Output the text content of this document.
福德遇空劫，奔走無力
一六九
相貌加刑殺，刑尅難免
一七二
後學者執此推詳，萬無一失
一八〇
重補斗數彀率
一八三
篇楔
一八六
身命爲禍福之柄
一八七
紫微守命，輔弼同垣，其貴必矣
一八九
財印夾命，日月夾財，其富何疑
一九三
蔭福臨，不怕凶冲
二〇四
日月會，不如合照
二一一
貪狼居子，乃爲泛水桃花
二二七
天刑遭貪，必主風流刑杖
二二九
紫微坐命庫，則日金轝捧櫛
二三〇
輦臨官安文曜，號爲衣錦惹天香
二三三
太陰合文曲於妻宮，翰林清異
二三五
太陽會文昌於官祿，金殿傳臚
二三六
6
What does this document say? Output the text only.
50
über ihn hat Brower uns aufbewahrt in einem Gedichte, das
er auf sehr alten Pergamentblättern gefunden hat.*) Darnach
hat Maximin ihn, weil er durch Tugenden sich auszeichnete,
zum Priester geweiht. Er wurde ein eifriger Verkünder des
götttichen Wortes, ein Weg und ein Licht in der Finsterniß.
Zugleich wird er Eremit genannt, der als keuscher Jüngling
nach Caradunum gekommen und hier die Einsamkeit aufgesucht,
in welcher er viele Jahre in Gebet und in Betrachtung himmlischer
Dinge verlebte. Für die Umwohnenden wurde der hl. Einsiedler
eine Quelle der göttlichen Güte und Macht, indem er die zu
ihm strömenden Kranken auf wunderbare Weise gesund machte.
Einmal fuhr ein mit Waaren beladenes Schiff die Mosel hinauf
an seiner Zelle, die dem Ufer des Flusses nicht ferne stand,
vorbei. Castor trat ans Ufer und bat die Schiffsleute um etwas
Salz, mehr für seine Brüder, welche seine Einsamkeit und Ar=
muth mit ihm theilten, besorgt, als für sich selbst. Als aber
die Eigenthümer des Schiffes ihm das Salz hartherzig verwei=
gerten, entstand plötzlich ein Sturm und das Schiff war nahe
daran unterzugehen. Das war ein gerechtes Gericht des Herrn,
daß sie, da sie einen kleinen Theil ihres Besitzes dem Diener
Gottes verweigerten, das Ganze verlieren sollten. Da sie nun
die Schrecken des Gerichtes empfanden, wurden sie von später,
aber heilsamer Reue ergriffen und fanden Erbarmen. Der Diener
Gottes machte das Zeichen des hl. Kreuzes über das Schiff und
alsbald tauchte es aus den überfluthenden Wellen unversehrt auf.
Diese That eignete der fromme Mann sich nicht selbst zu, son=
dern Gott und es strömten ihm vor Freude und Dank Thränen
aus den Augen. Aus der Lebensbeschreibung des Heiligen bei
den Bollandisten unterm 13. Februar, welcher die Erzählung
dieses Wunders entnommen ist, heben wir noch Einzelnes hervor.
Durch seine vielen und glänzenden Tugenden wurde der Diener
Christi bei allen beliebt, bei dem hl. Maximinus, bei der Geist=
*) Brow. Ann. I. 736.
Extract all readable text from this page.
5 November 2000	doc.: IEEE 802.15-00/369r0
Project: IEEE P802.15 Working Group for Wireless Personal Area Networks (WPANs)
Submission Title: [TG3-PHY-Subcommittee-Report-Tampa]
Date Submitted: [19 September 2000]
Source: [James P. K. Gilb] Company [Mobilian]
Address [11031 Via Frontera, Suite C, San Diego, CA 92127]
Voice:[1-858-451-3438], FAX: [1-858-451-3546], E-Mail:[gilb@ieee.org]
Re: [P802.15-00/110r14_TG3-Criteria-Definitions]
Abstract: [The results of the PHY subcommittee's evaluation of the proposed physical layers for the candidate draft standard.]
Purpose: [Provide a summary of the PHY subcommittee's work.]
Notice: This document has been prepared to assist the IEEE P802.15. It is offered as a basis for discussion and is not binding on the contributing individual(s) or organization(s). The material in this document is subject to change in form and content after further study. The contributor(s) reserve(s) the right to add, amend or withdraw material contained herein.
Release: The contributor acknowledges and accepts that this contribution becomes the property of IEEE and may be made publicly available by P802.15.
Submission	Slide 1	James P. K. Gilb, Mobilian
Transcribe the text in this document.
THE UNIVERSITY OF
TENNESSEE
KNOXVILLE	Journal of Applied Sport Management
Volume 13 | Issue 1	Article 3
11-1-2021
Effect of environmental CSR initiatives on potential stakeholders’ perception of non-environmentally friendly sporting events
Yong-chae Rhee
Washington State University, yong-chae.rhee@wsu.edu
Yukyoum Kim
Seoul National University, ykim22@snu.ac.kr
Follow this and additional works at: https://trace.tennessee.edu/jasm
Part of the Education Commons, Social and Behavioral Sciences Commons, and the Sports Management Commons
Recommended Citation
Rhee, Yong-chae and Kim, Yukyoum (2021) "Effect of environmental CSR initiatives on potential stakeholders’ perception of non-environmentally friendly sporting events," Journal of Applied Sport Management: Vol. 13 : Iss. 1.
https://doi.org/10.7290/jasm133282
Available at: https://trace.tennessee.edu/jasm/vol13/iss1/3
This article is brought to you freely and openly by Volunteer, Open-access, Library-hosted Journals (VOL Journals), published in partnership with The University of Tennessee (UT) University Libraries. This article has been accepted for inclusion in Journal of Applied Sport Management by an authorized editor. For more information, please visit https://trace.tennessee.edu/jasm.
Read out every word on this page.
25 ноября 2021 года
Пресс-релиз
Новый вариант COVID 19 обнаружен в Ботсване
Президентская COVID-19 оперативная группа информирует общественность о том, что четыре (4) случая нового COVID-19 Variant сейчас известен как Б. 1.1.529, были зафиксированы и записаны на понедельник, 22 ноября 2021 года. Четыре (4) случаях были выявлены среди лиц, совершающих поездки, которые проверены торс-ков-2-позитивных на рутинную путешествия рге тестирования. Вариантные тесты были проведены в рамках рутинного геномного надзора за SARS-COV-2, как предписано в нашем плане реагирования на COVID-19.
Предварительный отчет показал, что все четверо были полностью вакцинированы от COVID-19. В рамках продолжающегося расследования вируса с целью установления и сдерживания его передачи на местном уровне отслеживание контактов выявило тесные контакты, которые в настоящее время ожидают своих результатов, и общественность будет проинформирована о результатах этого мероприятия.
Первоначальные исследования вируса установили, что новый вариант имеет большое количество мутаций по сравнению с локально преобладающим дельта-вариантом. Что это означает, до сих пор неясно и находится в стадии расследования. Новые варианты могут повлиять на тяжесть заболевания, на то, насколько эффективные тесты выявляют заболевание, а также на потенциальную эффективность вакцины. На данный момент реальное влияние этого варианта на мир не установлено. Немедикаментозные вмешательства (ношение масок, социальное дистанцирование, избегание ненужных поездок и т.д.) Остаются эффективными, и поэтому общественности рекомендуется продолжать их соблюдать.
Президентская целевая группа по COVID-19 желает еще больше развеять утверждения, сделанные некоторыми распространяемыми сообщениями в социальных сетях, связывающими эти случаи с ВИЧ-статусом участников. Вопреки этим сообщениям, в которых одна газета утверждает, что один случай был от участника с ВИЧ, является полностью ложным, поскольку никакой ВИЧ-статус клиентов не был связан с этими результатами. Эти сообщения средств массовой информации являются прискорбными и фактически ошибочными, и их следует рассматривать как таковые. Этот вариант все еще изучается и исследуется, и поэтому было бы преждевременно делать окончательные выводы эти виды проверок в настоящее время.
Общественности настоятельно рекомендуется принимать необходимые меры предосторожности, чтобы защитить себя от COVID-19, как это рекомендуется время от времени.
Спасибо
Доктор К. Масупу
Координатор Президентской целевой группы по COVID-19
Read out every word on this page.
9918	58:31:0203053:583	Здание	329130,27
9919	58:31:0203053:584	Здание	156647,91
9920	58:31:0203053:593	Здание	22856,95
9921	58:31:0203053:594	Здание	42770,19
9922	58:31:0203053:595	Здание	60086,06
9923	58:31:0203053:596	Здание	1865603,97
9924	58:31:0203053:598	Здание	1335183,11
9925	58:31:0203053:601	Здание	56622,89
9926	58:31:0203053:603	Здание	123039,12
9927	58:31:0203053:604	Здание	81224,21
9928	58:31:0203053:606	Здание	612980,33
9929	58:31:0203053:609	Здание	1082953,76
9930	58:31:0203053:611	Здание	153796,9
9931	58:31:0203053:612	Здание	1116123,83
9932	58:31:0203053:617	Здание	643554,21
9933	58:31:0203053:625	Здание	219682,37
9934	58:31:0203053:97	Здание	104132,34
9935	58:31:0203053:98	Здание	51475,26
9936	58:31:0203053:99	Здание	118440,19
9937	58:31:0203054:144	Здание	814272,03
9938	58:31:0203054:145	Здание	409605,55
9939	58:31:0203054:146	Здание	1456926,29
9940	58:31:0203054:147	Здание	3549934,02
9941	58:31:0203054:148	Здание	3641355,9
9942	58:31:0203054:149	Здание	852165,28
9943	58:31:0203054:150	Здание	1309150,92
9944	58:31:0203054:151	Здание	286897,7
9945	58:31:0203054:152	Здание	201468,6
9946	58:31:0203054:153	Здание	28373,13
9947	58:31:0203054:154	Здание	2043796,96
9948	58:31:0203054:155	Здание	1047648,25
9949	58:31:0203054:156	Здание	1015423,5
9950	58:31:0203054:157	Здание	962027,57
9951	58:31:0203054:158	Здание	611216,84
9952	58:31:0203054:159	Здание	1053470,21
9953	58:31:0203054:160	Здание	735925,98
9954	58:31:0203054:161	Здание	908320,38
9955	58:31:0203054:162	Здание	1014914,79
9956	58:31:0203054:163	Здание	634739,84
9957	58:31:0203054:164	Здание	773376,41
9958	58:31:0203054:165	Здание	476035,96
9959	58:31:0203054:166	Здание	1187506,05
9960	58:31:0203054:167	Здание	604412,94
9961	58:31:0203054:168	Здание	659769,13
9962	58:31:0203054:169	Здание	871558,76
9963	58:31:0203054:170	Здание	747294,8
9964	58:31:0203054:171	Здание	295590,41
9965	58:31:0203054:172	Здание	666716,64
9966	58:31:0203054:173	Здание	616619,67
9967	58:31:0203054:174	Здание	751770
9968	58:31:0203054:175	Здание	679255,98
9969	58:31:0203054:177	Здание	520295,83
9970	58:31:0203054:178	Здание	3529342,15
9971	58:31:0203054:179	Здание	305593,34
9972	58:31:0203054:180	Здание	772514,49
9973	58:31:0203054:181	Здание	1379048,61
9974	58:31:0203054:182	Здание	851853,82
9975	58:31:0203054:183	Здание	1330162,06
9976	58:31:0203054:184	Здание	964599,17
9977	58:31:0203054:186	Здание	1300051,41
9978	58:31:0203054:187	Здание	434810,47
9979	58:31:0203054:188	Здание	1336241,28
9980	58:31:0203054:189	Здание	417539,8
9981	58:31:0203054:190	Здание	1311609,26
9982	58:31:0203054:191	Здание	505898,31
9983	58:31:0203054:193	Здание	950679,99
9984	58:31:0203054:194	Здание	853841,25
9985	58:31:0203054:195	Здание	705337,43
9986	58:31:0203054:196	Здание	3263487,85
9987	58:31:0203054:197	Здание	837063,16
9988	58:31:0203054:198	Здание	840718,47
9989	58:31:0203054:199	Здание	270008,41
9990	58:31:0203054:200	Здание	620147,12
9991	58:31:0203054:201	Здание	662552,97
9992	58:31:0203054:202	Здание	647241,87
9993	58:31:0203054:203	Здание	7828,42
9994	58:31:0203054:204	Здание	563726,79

□ □ □ □ □

Note each line of the entries that has "potential" in it, and copy those lines.

Solution for this exercise:
Effect of environmental CSR initiatives on potential stakeholders’ perception of non-environmentally friendly sporting events
Rhee, Yong-chae and Kim, Yukyoum (2021) "Effect of environmental CSR initiatives on potential stakeholders’ perception of non-environmentally friendly sporting events," Journal of Applied Sport Management: Vol. 13 : Iss. 1.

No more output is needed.